» **AIM**:
Repeat every line of the material, character for character.

─── ENTRIES

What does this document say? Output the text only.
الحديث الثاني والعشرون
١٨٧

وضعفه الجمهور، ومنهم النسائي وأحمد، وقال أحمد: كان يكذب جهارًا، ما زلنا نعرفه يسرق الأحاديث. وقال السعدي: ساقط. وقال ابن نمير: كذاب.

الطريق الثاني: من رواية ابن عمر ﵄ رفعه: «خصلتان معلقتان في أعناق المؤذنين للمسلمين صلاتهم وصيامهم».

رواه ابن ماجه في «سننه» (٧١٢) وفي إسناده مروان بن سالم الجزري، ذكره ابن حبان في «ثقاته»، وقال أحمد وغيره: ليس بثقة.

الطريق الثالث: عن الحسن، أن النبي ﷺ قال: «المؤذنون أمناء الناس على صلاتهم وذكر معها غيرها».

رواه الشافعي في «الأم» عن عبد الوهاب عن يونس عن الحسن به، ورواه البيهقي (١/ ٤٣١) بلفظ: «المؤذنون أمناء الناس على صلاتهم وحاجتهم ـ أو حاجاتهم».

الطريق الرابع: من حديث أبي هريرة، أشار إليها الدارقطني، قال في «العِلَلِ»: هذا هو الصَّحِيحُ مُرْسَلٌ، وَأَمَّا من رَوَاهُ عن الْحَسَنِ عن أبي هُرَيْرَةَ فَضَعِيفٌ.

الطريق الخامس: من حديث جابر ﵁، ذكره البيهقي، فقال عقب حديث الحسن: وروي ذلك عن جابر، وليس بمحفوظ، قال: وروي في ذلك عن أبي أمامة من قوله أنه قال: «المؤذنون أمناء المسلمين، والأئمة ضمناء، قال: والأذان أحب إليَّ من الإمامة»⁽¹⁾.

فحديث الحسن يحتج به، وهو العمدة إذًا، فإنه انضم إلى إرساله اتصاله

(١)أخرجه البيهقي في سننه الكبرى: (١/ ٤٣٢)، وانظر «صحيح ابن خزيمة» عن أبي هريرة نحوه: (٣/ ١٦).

──────

» **TASK OUTPUT**:
What does this document say? Output the text only.
الحديث الثاني والعشرون
١٨٧

وضعفه الجمهور، ومنهم النسائي وأحمد، وقال أحمد: كان يكذب جهارًا، ما زلنا نعرفه يسرق الأحاديث. وقال السعدي: ساقط. وقال ابن نمير: كذاب.

الطريق الثاني: من رواية ابن عمر ﵄ رفعه: «خصلتان معلقتان في أعناق المؤذنين للمسلمين صلاتهم وصيامهم».

رواه ابن ماجه في «سننه» (٧١٢) وفي إسناده مروان بن سالم الجزري، ذكره ابن حبان في «ثقاته»، وقال أحمد وغيره: ليس بثقة.

الطريق الثالث: عن الحسن، أن النبي ﷺ قال: «المؤذنون أمناء الناس على صلاتهم وذكر معها غيرها».

رواه الشافعي في «الأم» عن عبد الوهاب عن يونس عن الحسن به، ورواه البيهقي (١/ ٤٣١) بلفظ: «المؤذنون أمناء الناس على صلاتهم وحاجتهم ـ أو حاجاتهم».

الطريق الرابع: من حديث أبي هريرة، أشار إليها الدارقطني، قال في «العِلَلِ»: هذا هو الصَّحِيحُ مُرْسَلٌ، وَأَمَّا من رَوَاهُ عن الْحَسَنِ عن أبي هُرَيْرَةَ فَضَعِيفٌ.

الطريق الخامس: من حديث جابر ﵁، ذكره البيهقي، فقال عقب حديث الحسن: وروي ذلك عن جابر، وليس بمحفوظ، قال: وروي في ذلك عن أبي أمامة من قوله أنه قال: «المؤذنون أمناء المسلمين، والأئمة ضمناء، قال: والأذان أحب إليَّ من الإمامة»⁽¹⁾.

فحديث الحسن يحتج به، وهو العمدة إذًا، فإنه انضم إلى إرساله اتصاله

(١)أخرجه البيهقي في سننه الكبرى: (١/ ٤٣٢)، وانظر «صحيح ابن خزيمة» عن أبي هريرة نحوه: (٣/ ١٦).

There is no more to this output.